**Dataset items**
——————

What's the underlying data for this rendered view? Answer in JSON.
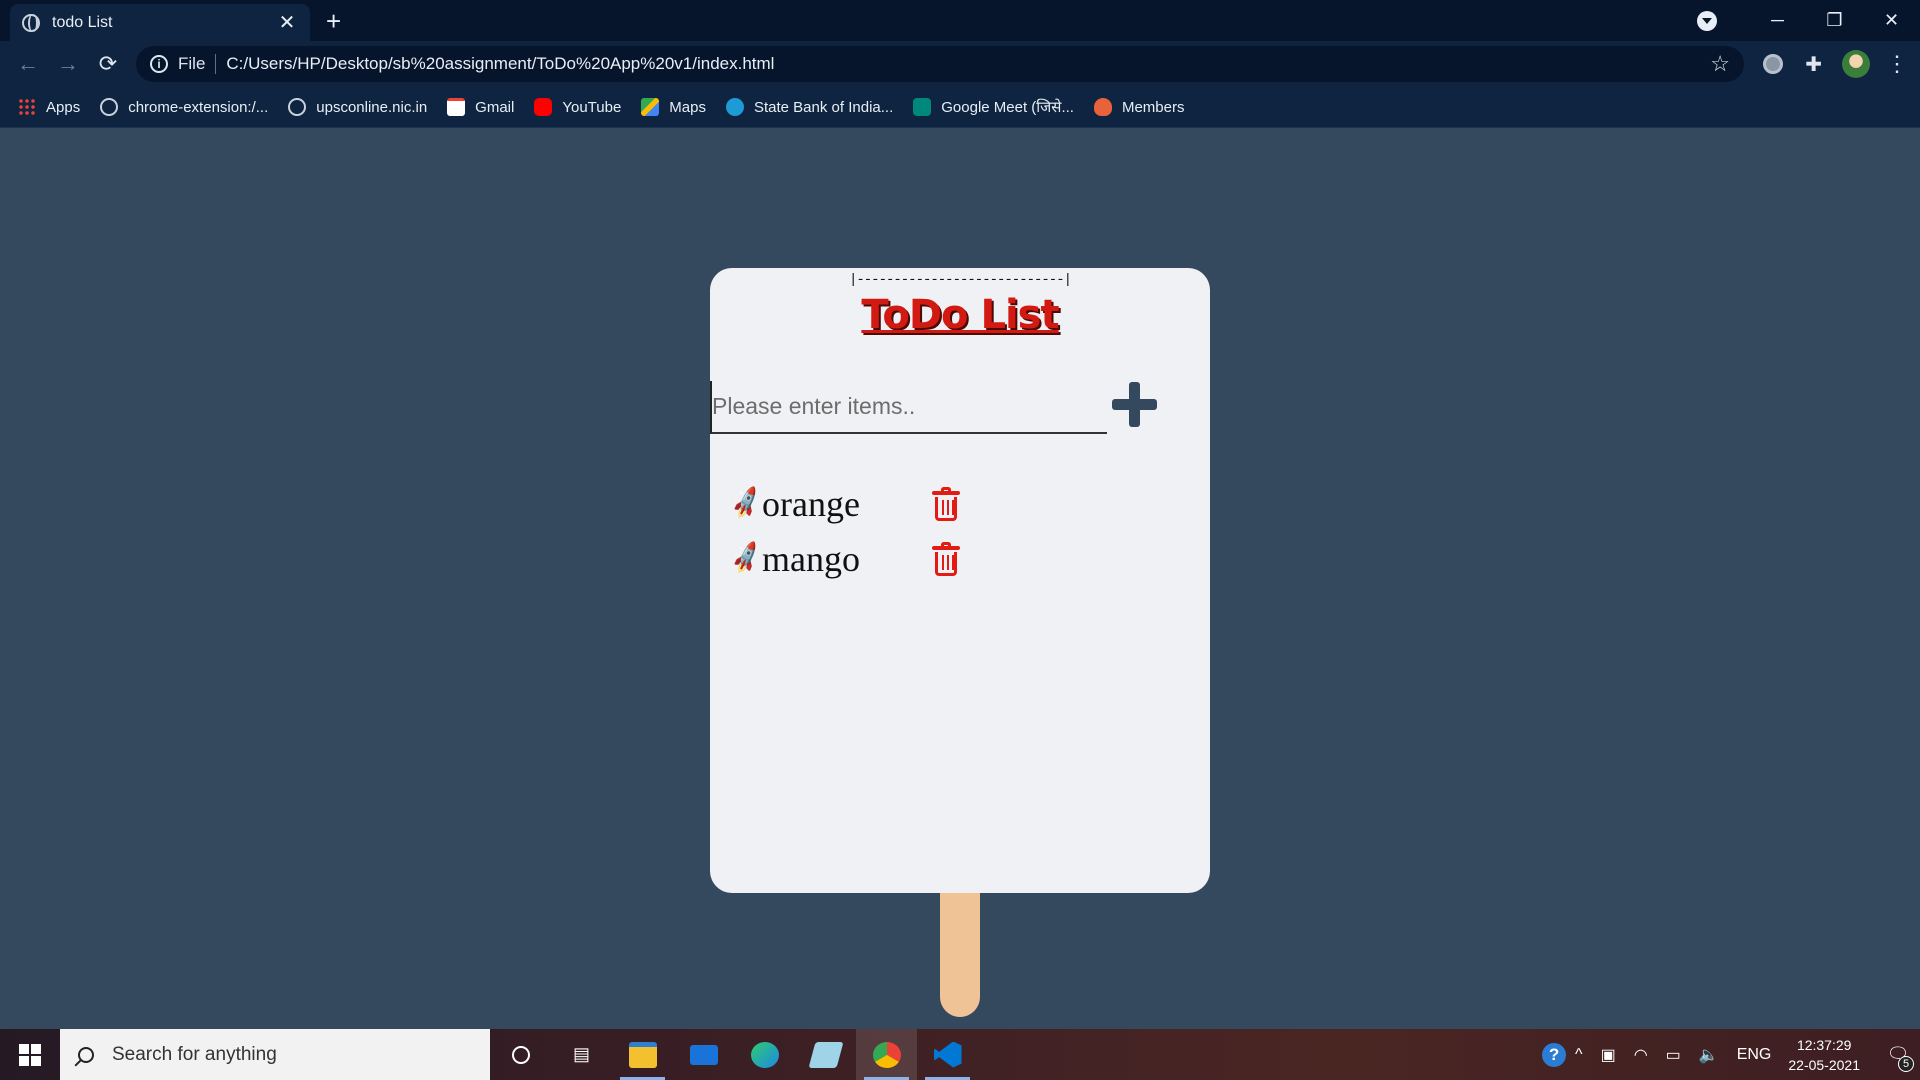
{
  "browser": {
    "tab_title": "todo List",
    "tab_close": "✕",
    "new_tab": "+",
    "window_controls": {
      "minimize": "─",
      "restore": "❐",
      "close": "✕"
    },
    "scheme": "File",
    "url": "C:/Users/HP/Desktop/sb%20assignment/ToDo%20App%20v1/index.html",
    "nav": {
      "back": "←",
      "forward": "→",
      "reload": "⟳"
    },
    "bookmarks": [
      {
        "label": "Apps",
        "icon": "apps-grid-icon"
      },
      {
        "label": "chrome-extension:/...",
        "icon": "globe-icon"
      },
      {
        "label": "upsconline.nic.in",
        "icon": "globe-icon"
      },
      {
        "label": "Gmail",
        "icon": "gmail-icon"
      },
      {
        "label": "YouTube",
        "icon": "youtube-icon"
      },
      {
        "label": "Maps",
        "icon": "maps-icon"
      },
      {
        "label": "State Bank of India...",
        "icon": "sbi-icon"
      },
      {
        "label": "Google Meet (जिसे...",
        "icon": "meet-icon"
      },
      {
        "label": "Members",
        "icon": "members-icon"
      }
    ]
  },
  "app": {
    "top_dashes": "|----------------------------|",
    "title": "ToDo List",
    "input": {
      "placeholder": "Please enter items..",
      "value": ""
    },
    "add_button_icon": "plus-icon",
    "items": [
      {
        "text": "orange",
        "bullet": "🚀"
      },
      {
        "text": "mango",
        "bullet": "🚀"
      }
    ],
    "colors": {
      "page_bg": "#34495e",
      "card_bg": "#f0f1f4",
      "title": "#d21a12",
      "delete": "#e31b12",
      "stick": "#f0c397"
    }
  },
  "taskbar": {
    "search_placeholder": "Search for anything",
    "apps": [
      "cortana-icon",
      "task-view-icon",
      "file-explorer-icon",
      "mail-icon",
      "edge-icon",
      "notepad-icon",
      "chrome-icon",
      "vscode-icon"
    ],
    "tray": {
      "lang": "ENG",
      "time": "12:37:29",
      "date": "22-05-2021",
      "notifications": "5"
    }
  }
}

——————

**Work to be completed**
Above are records to transcribe exactly; leave their pictures out.

**Written answer**
What's the underlying data for this rendered view? Answer in JSON.
{
  "browser": {
    "tab_title": "todo List",
    "tab_close": "✕",
    "new_tab": "+",
    "window_controls": {
      "minimize": "─",
      "restore": "❐",
      "close": "✕"
    },
    "scheme": "File",
    "url": "C:/Users/HP/Desktop/sb%20assignment/ToDo%20App%20v1/index.html",
    "nav": {
      "back": "←",
      "forward": "→",
      "reload": "⟳"
    },
    "bookmarks": [
      {
        "label": "Apps",
        "icon": "apps-grid-icon"
      },
      {
        "label": "chrome-extension:/...",
        "icon": "globe-icon"
      },
      {
        "label": "upsconline.nic.in",
        "icon": "globe-icon"
      },
      {
        "label": "Gmail",
        "icon": "gmail-icon"
      },
      {
        "label": "YouTube",
        "icon": "youtube-icon"
      },
      {
        "label": "Maps",
        "icon": "maps-icon"
      },
      {
        "label": "State Bank of India...",
        "icon": "sbi-icon"
      },
      {
        "label": "Google Meet (जिसे...",
        "icon": "meet-icon"
      },
      {
        "label": "Members",
        "icon": "members-icon"
      }
    ]
  },
  "app": {
    "top_dashes": "|----------------------------|",
    "title": "ToDo List",
    "input": {
      "placeholder": "Please enter items..",
      "value": ""
    },
    "add_button_icon": "plus-icon",
    "items": [
      {
        "text": "orange",
        "bullet": "🚀"
      },
      {
        "text": "mango",
        "bullet": "🚀"
      }
    ],
    "colors": {
      "page_bg": "#34495e",
      "card_bg": "#f0f1f4",
      "title": "#d21a12",
      "delete": "#e31b12",
      "stick": "#f0c397"
    }
  },
  "taskbar": {
    "search_placeholder": "Search for anything",
    "apps": [
      "cortana-icon",
      "task-view-icon",
      "file-explorer-icon",
      "mail-icon",
      "edge-icon",
      "notepad-icon",
      "chrome-icon",
      "vscode-icon"
    ],
    "tray": {
      "lang": "ENG",
      "time": "12:37:29",
      "date": "22-05-2021",
      "notifications": "5"
    }
  }
}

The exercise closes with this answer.